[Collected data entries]
────────────────────

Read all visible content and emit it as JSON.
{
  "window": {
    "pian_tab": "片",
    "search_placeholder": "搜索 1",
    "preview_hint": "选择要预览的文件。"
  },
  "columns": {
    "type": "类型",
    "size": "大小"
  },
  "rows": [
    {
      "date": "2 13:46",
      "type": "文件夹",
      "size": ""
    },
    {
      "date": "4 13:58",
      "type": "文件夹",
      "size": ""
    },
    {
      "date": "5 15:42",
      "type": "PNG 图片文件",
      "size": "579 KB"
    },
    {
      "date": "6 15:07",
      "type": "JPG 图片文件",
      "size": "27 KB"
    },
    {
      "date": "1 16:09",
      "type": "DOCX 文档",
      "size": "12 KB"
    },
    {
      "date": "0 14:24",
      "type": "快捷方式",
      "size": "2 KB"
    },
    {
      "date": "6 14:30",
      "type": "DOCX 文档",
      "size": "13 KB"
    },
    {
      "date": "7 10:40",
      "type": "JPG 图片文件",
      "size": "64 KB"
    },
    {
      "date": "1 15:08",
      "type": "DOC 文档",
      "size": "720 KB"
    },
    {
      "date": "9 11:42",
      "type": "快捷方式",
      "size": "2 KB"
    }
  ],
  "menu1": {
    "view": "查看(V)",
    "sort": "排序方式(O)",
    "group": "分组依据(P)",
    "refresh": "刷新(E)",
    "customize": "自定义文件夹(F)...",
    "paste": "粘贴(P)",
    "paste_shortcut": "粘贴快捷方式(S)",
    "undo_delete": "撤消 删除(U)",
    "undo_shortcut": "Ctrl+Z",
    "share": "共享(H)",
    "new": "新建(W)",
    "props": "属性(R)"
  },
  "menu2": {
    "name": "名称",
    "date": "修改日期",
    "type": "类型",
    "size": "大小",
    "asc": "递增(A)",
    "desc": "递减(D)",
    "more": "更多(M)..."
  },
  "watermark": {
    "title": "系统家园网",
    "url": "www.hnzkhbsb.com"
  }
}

────────────────────

_What to produce_
Return all of the entries word for word.

_Task answer_
Read all visible content and emit it as JSON.
{
  "window": {
    "pian_tab": "片",
    "search_placeholder": "搜索 1",
    "preview_hint": "选择要预览的文件。"
  },
  "columns": {
    "type": "类型",
    "size": "大小"
  },
  "rows": [
    {
      "date": "2 13:46",
      "type": "文件夹",
      "size": ""
    },
    {
      "date": "4 13:58",
      "type": "文件夹",
      "size": ""
    },
    {
      "date": "5 15:42",
      "type": "PNG 图片文件",
      "size": "579 KB"
    },
    {
      "date": "6 15:07",
      "type": "JPG 图片文件",
      "size": "27 KB"
    },
    {
      "date": "1 16:09",
      "type": "DOCX 文档",
      "size": "12 KB"
    },
    {
      "date": "0 14:24",
      "type": "快捷方式",
      "size": "2 KB"
    },
    {
      "date": "6 14:30",
      "type": "DOCX 文档",
      "size": "13 KB"
    },
    {
      "date": "7 10:40",
      "type": "JPG 图片文件",
      "size": "64 KB"
    },
    {
      "date": "1 15:08",
      "type": "DOC 文档",
      "size": "720 KB"
    },
    {
      "date": "9 11:42",
      "type": "快捷方式",
      "size": "2 KB"
    }
  ],
  "menu1": {
    "view": "查看(V)",
    "sort": "排序方式(O)",
    "group": "分组依据(P)",
    "refresh": "刷新(E)",
    "customize": "自定义文件夹(F)...",
    "paste": "粘贴(P)",
    "paste_shortcut": "粘贴快捷方式(S)",
    "undo_delete": "撤消 删除(U)",
    "undo_shortcut": "Ctrl+Z",
    "share": "共享(H)",
    "new": "新建(W)",
    "props": "属性(R)"
  },
  "menu2": {
    "name": "名称",
    "date": "修改日期",
    "type": "类型",
    "size": "大小",
    "asc": "递增(A)",
    "desc": "递减(D)",
    "more": "更多(M)..."
  },
  "watermark": {
    "title": "系统家园网",
    "url": "www.hnzkhbsb.com"
  }
}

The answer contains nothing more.